Recorded information
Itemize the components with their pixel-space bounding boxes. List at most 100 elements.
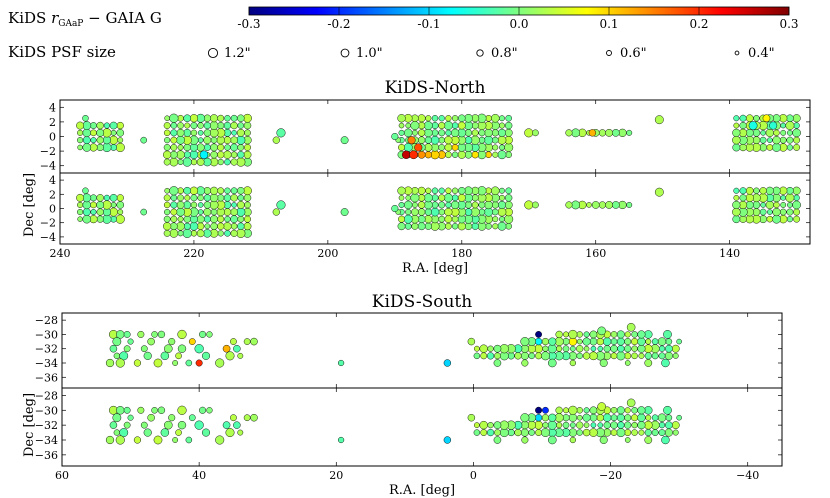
data-point <box>177 420 187 430</box>
data-point <box>397 186 406 195</box>
data-point <box>657 413 667 422</box>
data-point <box>570 422 576 428</box>
x-tick-label: 40 <box>192 469 206 482</box>
data-point <box>765 200 774 210</box>
y-tick-label: −34 <box>35 434 58 447</box>
data-point <box>499 144 505 151</box>
north-panel-top: 4 2 0−2 −4 <box>40 99 811 174</box>
data-point <box>414 143 423 152</box>
data-point <box>189 150 199 160</box>
data-point <box>548 413 557 422</box>
data-point <box>398 195 405 201</box>
data-point <box>425 115 432 122</box>
data-point <box>484 135 494 145</box>
data-point <box>397 114 406 123</box>
data-point <box>658 422 666 429</box>
data-point <box>243 222 252 231</box>
data-point <box>610 331 618 338</box>
south-title: KiDS-South <box>372 292 472 312</box>
data-point <box>206 331 213 338</box>
data-point <box>605 128 613 137</box>
data-point <box>464 222 473 231</box>
data-point <box>535 406 543 414</box>
data-point <box>767 209 773 215</box>
data-point <box>555 406 563 414</box>
data-point <box>222 421 231 429</box>
data-point <box>397 222 406 231</box>
data-point <box>665 421 673 429</box>
data-point <box>663 405 672 415</box>
data-point <box>190 194 198 202</box>
data-point <box>217 114 225 122</box>
y-tick-label: −32 <box>35 343 58 356</box>
data-point <box>443 193 453 203</box>
data-point <box>243 194 252 202</box>
psf-legend-marker <box>340 48 350 58</box>
data-point <box>403 143 413 152</box>
data-point <box>340 136 349 145</box>
data-point <box>438 208 445 216</box>
data-point <box>405 195 411 201</box>
data-point <box>772 207 781 217</box>
data-point <box>203 157 212 167</box>
data-point <box>772 136 781 145</box>
data-point <box>576 352 583 360</box>
data-point <box>163 229 171 237</box>
data-point <box>119 428 129 438</box>
data-point <box>190 129 198 137</box>
data-point <box>759 187 767 195</box>
data-point <box>90 122 97 129</box>
data-point <box>337 436 345 444</box>
psf-legend-entry: 1.0" <box>356 46 383 61</box>
data-point <box>471 201 479 209</box>
data-point <box>185 436 193 444</box>
data-point <box>576 331 583 338</box>
data-point <box>792 114 801 123</box>
data-point <box>780 122 786 129</box>
data-point <box>210 208 218 216</box>
data-point <box>486 352 495 360</box>
data-point <box>624 437 631 443</box>
data-point <box>199 150 209 159</box>
data-point <box>671 421 680 430</box>
data-point <box>780 202 787 208</box>
data-point <box>177 159 184 165</box>
data-point <box>583 331 590 338</box>
data-point <box>792 200 801 210</box>
y-tick-label: 0 <box>49 131 56 144</box>
y-tick-label: −36 <box>35 449 58 462</box>
data-point <box>170 150 178 159</box>
data-point <box>645 338 652 345</box>
data-point <box>492 144 499 151</box>
data-point <box>626 323 636 332</box>
data-point <box>170 194 178 202</box>
data-point <box>410 121 420 131</box>
data-point <box>556 422 563 429</box>
data-point <box>163 215 171 223</box>
data-point <box>624 421 632 429</box>
data-point <box>491 201 499 209</box>
data-point <box>582 337 591 346</box>
data-point <box>201 351 211 360</box>
data-point <box>739 121 747 130</box>
data-point <box>210 136 218 144</box>
data-point <box>644 429 652 437</box>
data-point <box>505 187 512 195</box>
data-point <box>113 352 121 360</box>
data-point <box>651 352 659 360</box>
data-point <box>562 414 570 422</box>
data-point <box>732 200 741 210</box>
data-point <box>793 144 801 151</box>
data-point <box>458 187 466 195</box>
data-point <box>571 128 580 138</box>
data-point <box>610 344 618 353</box>
data-point <box>602 413 612 422</box>
data-point <box>203 215 211 223</box>
data-point <box>571 200 580 210</box>
data-point <box>504 128 513 137</box>
data-point <box>82 214 92 224</box>
data-point <box>243 338 251 345</box>
y-tick-label: −36 <box>35 371 58 384</box>
colorbar-tick-label: 0.3 <box>779 17 798 31</box>
data-point <box>605 201 613 209</box>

Goal
Rewrite all the rows above, substituting "scatter-point" for every "data-point" and keeping everything else unchanged. Leave the pictures out.

Response
Itemize the components with their pixel-space bounding boxes. List at most 100 elements.
scatter-point <box>177 420 187 430</box>
scatter-point <box>397 186 406 195</box>
scatter-point <box>657 413 667 422</box>
scatter-point <box>570 422 576 428</box>
x-tick-label: 40 <box>192 469 206 482</box>
scatter-point <box>765 200 774 210</box>
y-tick-label: −34 <box>35 434 58 447</box>
scatter-point <box>499 144 505 151</box>
north-panel-top: 4 2 0−2 −4 <box>40 99 811 174</box>
scatter-point <box>414 143 423 152</box>
scatter-point <box>189 150 199 160</box>
scatter-point <box>548 413 557 422</box>
scatter-point <box>398 195 405 201</box>
scatter-point <box>425 115 432 122</box>
scatter-point <box>484 135 494 145</box>
scatter-point <box>397 114 406 123</box>
scatter-point <box>658 422 666 429</box>
scatter-point <box>243 222 252 231</box>
scatter-point <box>610 331 618 338</box>
south-title: KiDS-South <box>372 292 472 312</box>
scatter-point <box>206 331 213 338</box>
scatter-point <box>605 128 613 137</box>
scatter-point <box>464 222 473 231</box>
scatter-point <box>535 406 543 414</box>
scatter-point <box>767 209 773 215</box>
scatter-point <box>555 406 563 414</box>
scatter-point <box>222 421 231 429</box>
scatter-point <box>397 222 406 231</box>
scatter-point <box>665 421 673 429</box>
scatter-point <box>663 405 672 415</box>
scatter-point <box>190 194 198 202</box>
scatter-point <box>217 114 225 122</box>
y-tick-label: −32 <box>35 343 58 356</box>
scatter-point <box>443 193 453 203</box>
scatter-point <box>243 194 252 202</box>
psf-legend-marker <box>340 48 350 58</box>
scatter-point <box>403 143 413 152</box>
scatter-point <box>340 136 349 145</box>
scatter-point <box>438 208 445 216</box>
scatter-point <box>405 195 411 201</box>
scatter-point <box>772 207 781 217</box>
scatter-point <box>203 157 212 167</box>
scatter-point <box>772 136 781 145</box>
scatter-point <box>576 352 583 360</box>
scatter-point <box>163 229 171 237</box>
scatter-point <box>119 428 129 438</box>
scatter-point <box>190 129 198 137</box>
scatter-point <box>759 187 767 195</box>
scatter-point <box>90 122 97 129</box>
scatter-point <box>337 436 345 444</box>
psf-legend-entry: 1.0" <box>356 46 383 61</box>
scatter-point <box>471 201 479 209</box>
scatter-point <box>185 436 193 444</box>
scatter-point <box>576 331 583 338</box>
scatter-point <box>792 114 801 123</box>
scatter-point <box>780 122 786 129</box>
scatter-point <box>210 208 218 216</box>
scatter-point <box>486 352 495 360</box>
scatter-point <box>624 437 631 443</box>
scatter-point <box>199 150 209 159</box>
scatter-point <box>671 421 680 430</box>
scatter-point <box>780 202 787 208</box>
scatter-point <box>177 159 184 165</box>
scatter-point <box>583 331 590 338</box>
scatter-point <box>792 200 801 210</box>
y-tick-label: 0 <box>49 131 56 144</box>
y-tick-label: −36 <box>35 449 58 462</box>
scatter-point <box>170 150 178 159</box>
scatter-point <box>645 338 652 345</box>
scatter-point <box>492 144 499 151</box>
scatter-point <box>626 323 636 332</box>
scatter-point <box>170 194 178 202</box>
scatter-point <box>410 121 420 131</box>
scatter-point <box>556 422 563 429</box>
scatter-point <box>163 215 171 223</box>
scatter-point <box>624 421 632 429</box>
scatter-point <box>491 201 499 209</box>
scatter-point <box>582 337 591 346</box>
scatter-point <box>201 351 211 360</box>
scatter-point <box>739 121 747 130</box>
scatter-point <box>210 136 218 144</box>
scatter-point <box>644 429 652 437</box>
scatter-point <box>505 187 512 195</box>
scatter-point <box>113 352 121 360</box>
scatter-point <box>651 352 659 360</box>
scatter-point <box>562 414 570 422</box>
scatter-point <box>732 200 741 210</box>
scatter-point <box>793 144 801 151</box>
scatter-point <box>458 187 466 195</box>
scatter-point <box>571 128 580 138</box>
scatter-point <box>610 344 618 353</box>
scatter-point <box>602 413 612 422</box>
scatter-point <box>203 215 211 223</box>
scatter-point <box>571 200 580 210</box>
scatter-point <box>504 128 513 137</box>
scatter-point <box>82 214 92 224</box>
scatter-point <box>243 338 251 345</box>
y-tick-label: −36 <box>35 371 58 384</box>
colorbar-tick-label: 0.3 <box>779 17 798 31</box>
scatter-point <box>605 201 613 209</box>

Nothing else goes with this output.